#### What is being asked:
Quote each record exactly, please, leaving none out.

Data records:
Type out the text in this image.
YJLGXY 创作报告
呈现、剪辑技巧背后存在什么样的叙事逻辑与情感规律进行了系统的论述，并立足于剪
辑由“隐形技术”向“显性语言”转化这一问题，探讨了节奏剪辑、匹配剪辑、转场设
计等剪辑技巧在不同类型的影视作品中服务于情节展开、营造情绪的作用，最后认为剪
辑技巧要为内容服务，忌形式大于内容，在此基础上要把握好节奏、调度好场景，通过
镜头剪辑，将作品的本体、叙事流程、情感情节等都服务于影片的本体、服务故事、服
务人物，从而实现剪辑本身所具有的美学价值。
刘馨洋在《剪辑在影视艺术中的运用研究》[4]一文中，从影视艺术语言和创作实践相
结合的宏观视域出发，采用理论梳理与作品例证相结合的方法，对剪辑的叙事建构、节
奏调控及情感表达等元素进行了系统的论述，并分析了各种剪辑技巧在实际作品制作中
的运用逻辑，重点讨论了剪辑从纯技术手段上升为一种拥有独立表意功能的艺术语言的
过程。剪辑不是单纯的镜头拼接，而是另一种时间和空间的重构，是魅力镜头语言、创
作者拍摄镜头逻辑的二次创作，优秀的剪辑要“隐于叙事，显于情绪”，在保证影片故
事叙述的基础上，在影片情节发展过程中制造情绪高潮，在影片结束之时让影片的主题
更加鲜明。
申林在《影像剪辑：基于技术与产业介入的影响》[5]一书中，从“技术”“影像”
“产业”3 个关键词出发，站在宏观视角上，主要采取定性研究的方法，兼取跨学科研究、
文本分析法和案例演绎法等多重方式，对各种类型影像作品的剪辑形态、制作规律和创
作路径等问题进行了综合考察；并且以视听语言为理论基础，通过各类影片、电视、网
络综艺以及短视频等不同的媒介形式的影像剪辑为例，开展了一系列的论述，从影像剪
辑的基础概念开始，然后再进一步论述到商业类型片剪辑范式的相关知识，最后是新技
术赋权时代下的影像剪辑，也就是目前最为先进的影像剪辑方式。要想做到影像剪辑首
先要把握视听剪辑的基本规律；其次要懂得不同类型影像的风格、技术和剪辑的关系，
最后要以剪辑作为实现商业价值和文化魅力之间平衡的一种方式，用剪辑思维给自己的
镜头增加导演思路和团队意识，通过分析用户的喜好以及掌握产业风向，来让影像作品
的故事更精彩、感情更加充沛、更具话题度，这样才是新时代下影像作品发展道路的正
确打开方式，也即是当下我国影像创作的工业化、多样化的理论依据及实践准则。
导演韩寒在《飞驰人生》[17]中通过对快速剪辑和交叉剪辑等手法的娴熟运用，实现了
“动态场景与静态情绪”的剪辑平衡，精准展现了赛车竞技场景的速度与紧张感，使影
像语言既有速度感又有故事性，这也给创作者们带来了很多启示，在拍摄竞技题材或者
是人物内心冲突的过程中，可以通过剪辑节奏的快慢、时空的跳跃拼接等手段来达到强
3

#### Response to this task:
Type out the text in this image.
YJLGXY 创作报告
呈现、剪辑技巧背后存在什么样的叙事逻辑与情感规律进行了系统的论述，并立足于剪
辑由“隐形技术”向“显性语言”转化这一问题，探讨了节奏剪辑、匹配剪辑、转场设
计等剪辑技巧在不同类型的影视作品中服务于情节展开、营造情绪的作用，最后认为剪
辑技巧要为内容服务，忌形式大于内容，在此基础上要把握好节奏、调度好场景，通过
镜头剪辑，将作品的本体、叙事流程、情感情节等都服务于影片的本体、服务故事、服
务人物，从而实现剪辑本身所具有的美学价值。
刘馨洋在《剪辑在影视艺术中的运用研究》[4]一文中，从影视艺术语言和创作实践相
结合的宏观视域出发，采用理论梳理与作品例证相结合的方法，对剪辑的叙事建构、节
奏调控及情感表达等元素进行了系统的论述，并分析了各种剪辑技巧在实际作品制作中
的运用逻辑，重点讨论了剪辑从纯技术手段上升为一种拥有独立表意功能的艺术语言的
过程。剪辑不是单纯的镜头拼接，而是另一种时间和空间的重构，是魅力镜头语言、创
作者拍摄镜头逻辑的二次创作，优秀的剪辑要“隐于叙事，显于情绪”，在保证影片故
事叙述的基础上，在影片情节发展过程中制造情绪高潮，在影片结束之时让影片的主题
更加鲜明。
申林在《影像剪辑：基于技术与产业介入的影响》[5]一书中，从“技术”“影像”
“产业”3 个关键词出发，站在宏观视角上，主要采取定性研究的方法，兼取跨学科研究、
文本分析法和案例演绎法等多重方式，对各种类型影像作品的剪辑形态、制作规律和创
作路径等问题进行了综合考察；并且以视听语言为理论基础，通过各类影片、电视、网
络综艺以及短视频等不同的媒介形式的影像剪辑为例，开展了一系列的论述，从影像剪
辑的基础概念开始，然后再进一步论述到商业类型片剪辑范式的相关知识，最后是新技
术赋权时代下的影像剪辑，也就是目前最为先进的影像剪辑方式。要想做到影像剪辑首
先要把握视听剪辑的基本规律；其次要懂得不同类型影像的风格、技术和剪辑的关系，
最后要以剪辑作为实现商业价值和文化魅力之间平衡的一种方式，用剪辑思维给自己的
镜头增加导演思路和团队意识，通过分析用户的喜好以及掌握产业风向，来让影像作品
的故事更精彩、感情更加充沛、更具话题度，这样才是新时代下影像作品发展道路的正
确打开方式，也即是当下我国影像创作的工业化、多样化的理论依据及实践准则。
导演韩寒在《飞驰人生》[17]中通过对快速剪辑和交叉剪辑等手法的娴熟运用，实现了
“动态场景与静态情绪”的剪辑平衡，精准展现了赛车竞技场景的速度与紧张感，使影
像语言既有速度感又有故事性，这也给创作者们带来了很多启示，在拍摄竞技题材或者
是人物内心冲突的过程中，可以通过剪辑节奏的快慢、时空的跳跃拼接等手段来达到强
3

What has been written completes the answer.